→ What the task asks: Please write out everything in the records below, from the line containing "y-tick-label: 50: [109, 427, 145, 463]" down to the line containing "y-tick-label: 100: [92, 73, 145, 109]", both included, character for character.

→ Material shown:
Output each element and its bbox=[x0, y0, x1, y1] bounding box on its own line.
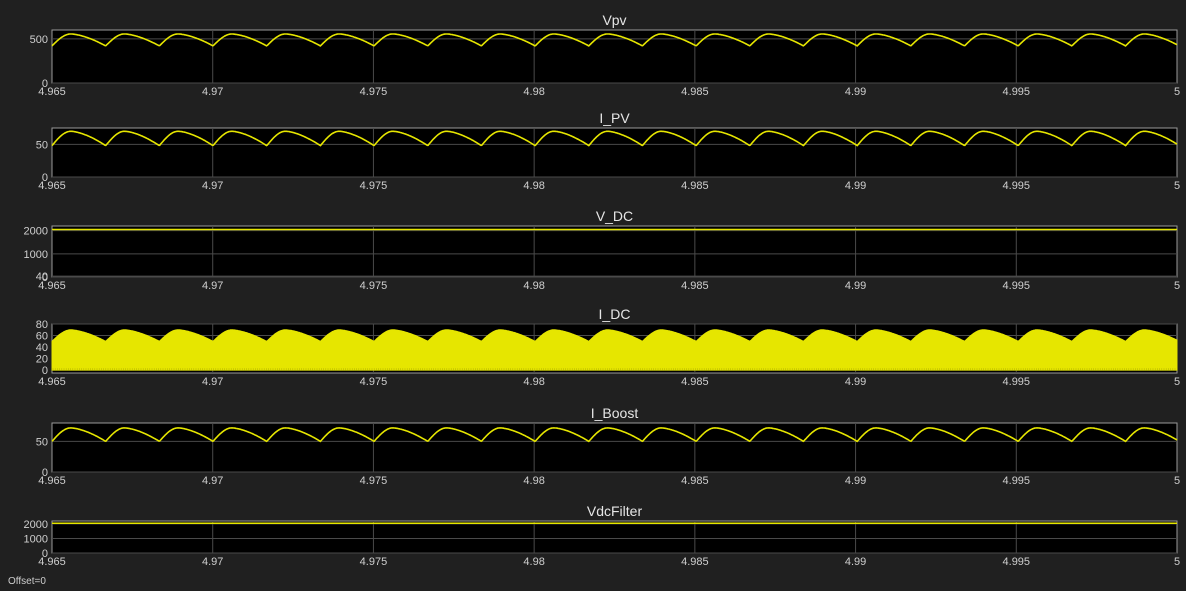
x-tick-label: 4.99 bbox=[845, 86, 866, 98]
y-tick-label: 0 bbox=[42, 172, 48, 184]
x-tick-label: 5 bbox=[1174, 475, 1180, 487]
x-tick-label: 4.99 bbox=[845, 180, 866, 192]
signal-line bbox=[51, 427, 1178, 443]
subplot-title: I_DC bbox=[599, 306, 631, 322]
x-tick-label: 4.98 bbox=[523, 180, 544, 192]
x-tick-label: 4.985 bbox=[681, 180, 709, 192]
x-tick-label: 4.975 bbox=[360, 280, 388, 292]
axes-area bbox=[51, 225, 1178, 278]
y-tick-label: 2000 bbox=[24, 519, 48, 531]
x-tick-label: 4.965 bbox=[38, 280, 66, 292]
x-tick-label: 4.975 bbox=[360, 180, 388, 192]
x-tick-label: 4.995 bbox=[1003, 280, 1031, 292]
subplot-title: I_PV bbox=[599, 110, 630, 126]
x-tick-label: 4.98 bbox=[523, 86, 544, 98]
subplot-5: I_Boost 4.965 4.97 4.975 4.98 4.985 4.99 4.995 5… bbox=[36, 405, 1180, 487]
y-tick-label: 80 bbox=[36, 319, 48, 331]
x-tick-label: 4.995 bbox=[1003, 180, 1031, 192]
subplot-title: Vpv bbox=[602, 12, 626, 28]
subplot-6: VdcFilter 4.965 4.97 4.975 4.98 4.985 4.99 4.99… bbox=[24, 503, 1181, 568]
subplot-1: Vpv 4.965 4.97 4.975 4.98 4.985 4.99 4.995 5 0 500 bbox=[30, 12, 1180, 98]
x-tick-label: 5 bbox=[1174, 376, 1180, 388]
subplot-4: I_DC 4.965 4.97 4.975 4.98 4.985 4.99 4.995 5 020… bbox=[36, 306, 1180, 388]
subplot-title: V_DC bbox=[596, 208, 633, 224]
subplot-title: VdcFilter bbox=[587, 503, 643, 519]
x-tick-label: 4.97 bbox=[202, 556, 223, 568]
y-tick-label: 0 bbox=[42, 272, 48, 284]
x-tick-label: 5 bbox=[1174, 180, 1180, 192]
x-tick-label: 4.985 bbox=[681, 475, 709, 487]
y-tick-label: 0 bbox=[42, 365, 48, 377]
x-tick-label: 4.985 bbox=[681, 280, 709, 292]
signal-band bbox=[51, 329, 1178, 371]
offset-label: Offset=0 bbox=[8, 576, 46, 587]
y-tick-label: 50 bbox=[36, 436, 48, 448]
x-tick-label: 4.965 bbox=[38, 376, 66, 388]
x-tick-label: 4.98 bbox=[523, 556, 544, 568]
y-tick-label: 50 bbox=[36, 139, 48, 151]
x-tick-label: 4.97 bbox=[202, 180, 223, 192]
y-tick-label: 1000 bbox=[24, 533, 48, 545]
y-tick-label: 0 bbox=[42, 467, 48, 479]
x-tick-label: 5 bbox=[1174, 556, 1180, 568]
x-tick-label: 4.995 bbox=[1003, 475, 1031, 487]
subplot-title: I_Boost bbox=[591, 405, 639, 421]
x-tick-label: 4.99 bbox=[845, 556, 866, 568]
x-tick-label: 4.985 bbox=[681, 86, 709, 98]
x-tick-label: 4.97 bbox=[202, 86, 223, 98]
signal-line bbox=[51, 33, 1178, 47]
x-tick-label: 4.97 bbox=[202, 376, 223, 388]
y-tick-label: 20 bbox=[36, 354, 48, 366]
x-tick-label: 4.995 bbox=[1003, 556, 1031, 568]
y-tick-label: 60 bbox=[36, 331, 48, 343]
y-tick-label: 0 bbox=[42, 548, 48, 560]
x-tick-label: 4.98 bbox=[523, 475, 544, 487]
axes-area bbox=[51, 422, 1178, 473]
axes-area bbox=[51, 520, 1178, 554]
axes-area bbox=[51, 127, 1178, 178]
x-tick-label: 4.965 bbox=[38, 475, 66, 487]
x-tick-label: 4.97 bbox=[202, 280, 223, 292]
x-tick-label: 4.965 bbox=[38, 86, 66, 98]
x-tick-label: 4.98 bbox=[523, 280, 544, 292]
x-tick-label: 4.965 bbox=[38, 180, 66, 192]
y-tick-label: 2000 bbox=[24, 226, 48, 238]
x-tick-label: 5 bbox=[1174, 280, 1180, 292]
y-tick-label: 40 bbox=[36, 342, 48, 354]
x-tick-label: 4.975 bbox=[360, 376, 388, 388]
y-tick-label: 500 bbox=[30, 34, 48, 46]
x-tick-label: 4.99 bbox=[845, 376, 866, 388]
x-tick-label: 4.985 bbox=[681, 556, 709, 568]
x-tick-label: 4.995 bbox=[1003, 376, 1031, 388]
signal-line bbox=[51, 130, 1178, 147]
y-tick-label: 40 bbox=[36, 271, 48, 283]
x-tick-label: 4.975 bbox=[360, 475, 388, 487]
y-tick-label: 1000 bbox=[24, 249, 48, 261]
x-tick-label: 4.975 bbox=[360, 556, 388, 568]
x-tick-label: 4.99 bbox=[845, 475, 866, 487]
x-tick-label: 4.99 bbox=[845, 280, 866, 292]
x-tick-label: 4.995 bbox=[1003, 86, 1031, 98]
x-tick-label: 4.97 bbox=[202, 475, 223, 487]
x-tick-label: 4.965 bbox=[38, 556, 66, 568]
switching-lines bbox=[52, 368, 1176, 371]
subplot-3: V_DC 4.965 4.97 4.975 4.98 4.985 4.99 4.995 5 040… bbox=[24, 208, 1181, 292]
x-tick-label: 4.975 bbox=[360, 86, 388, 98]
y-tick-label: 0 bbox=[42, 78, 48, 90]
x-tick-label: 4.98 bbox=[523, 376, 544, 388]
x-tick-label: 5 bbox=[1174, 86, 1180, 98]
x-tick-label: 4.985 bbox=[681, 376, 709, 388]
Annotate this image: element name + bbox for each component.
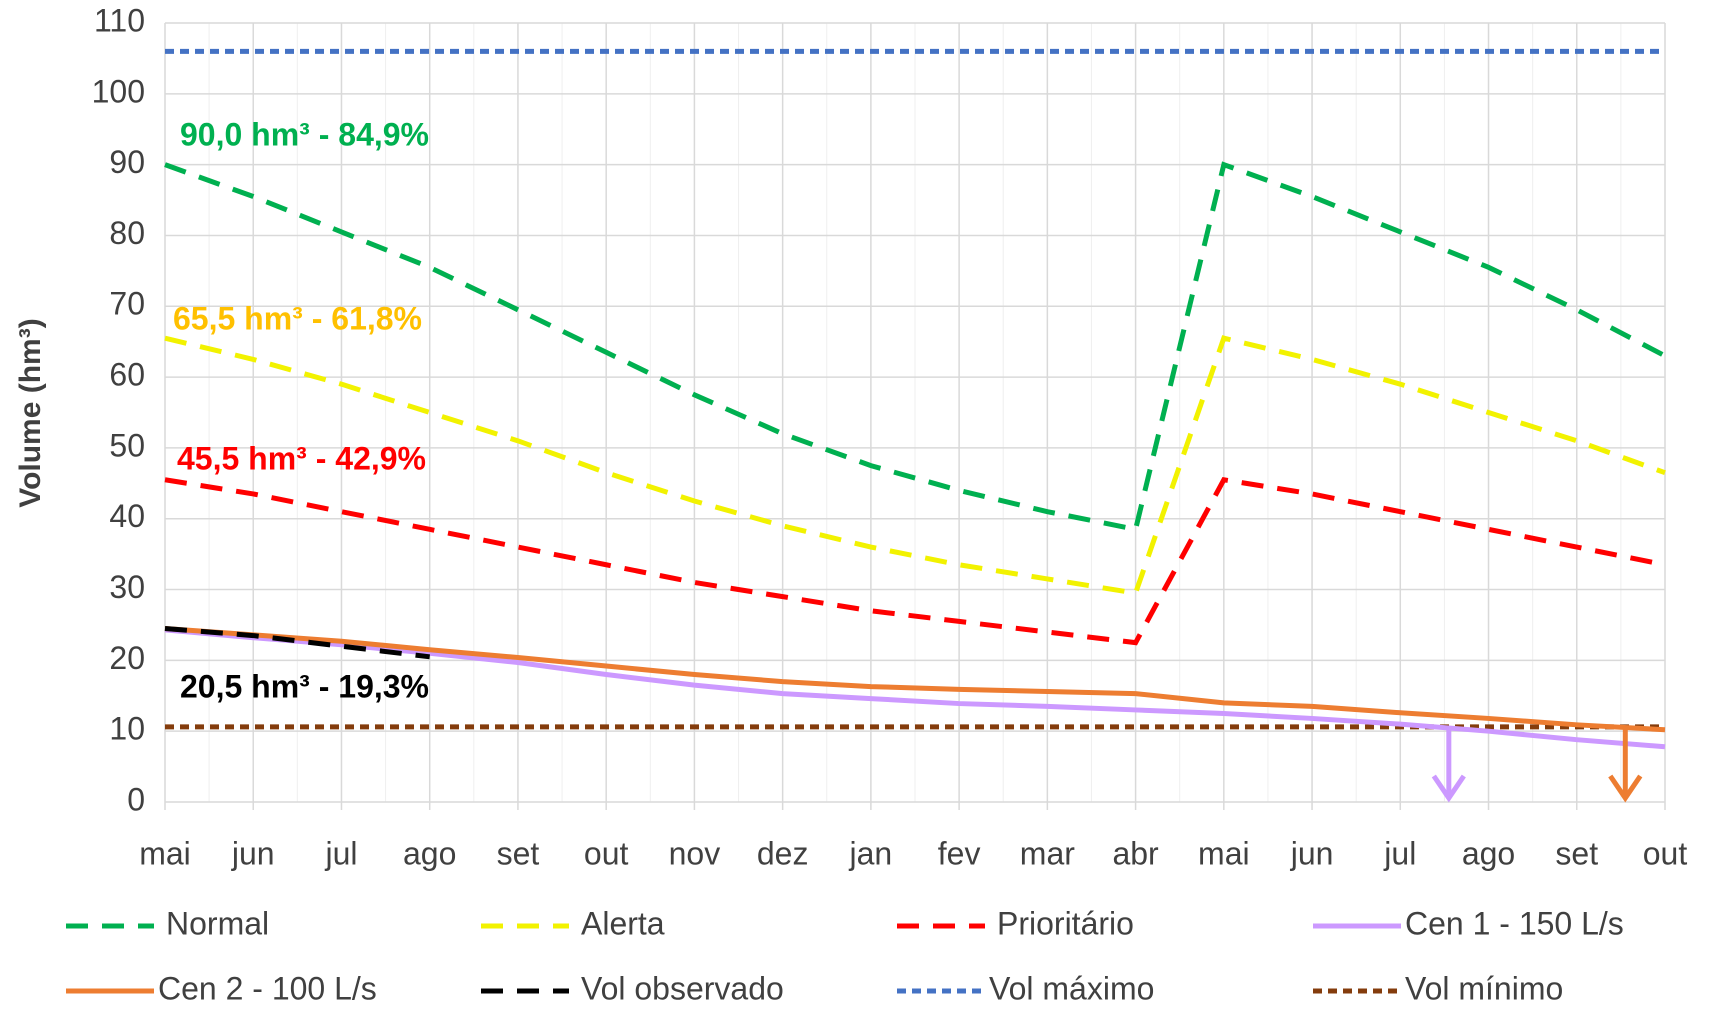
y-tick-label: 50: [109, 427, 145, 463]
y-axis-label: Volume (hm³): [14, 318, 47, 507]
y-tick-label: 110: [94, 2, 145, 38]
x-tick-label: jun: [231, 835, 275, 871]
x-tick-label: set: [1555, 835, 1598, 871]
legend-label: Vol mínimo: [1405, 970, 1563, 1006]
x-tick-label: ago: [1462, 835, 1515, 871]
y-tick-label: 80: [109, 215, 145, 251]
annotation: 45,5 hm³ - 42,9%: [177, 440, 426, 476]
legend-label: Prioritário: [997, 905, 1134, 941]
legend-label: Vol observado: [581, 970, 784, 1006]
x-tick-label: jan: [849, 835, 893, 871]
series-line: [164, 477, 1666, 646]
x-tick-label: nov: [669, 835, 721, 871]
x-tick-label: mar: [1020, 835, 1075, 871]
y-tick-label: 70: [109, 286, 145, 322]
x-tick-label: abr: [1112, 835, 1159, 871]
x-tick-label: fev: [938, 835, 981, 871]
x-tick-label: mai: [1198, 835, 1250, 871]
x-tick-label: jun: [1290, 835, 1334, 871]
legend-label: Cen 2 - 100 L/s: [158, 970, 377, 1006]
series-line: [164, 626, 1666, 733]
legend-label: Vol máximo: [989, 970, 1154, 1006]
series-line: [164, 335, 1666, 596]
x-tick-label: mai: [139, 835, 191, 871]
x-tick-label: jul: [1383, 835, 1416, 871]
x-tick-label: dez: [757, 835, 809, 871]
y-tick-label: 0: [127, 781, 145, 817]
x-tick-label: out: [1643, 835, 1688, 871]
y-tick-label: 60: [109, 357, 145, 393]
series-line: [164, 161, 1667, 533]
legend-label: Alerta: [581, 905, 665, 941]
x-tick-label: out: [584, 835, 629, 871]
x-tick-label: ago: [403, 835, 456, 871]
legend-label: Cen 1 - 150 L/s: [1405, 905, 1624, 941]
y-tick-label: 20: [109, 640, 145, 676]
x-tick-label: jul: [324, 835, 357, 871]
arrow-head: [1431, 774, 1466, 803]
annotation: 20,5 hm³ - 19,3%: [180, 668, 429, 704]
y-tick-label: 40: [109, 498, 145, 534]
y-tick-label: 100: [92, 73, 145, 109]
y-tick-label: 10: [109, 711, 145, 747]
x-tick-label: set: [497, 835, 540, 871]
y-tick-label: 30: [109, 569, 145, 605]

→ Result:
y-tick-label: 50: [109, 427, 145, 463]
y-axis-label: Volume (hm³): [14, 318, 47, 507]
y-tick-label: 110: [94, 2, 145, 38]
x-tick-label: jun: [231, 835, 275, 871]
x-tick-label: set: [1555, 835, 1598, 871]
legend-label: Vol mínimo: [1405, 970, 1563, 1006]
x-tick-label: ago: [1462, 835, 1515, 871]
y-tick-label: 80: [109, 215, 145, 251]
annotation: 45,5 hm³ - 42,9%: [177, 440, 426, 476]
legend-label: Prioritário: [997, 905, 1134, 941]
legend-label: Vol observado: [581, 970, 784, 1006]
x-tick-label: jan: [849, 835, 893, 871]
series-line: [164, 477, 1666, 646]
x-tick-label: nov: [669, 835, 721, 871]
x-tick-label: mar: [1020, 835, 1075, 871]
y-tick-label: 70: [109, 286, 145, 322]
x-tick-label: abr: [1112, 835, 1159, 871]
x-tick-label: fev: [938, 835, 981, 871]
x-tick-label: mai: [1198, 835, 1250, 871]
x-tick-label: jun: [1290, 835, 1334, 871]
legend-label: Cen 2 - 100 L/s: [158, 970, 377, 1006]
series-line: [164, 626, 1666, 733]
legend-label: Vol máximo: [989, 970, 1154, 1006]
series-line: [164, 335, 1666, 596]
x-tick-label: mai: [139, 835, 191, 871]
x-tick-label: jul: [1383, 835, 1416, 871]
x-tick-label: dez: [757, 835, 809, 871]
y-tick-label: 0: [127, 781, 145, 817]
x-tick-label: out: [1643, 835, 1688, 871]
y-tick-label: 60: [109, 357, 145, 393]
series-line: [164, 161, 1667, 533]
legend-label: Alerta: [581, 905, 665, 941]
x-tick-label: out: [584, 835, 629, 871]
x-tick-label: ago: [403, 835, 456, 871]
legend-label: Cen 1 - 150 L/s: [1405, 905, 1624, 941]
y-tick-label: 20: [109, 640, 145, 676]
x-tick-label: jul: [324, 835, 357, 871]
arrow-head: [1431, 774, 1466, 803]
annotation: 20,5 hm³ - 19,3%: [180, 668, 429, 704]
y-tick-label: 40: [109, 498, 145, 534]
y-tick-label: 100: [92, 73, 145, 109]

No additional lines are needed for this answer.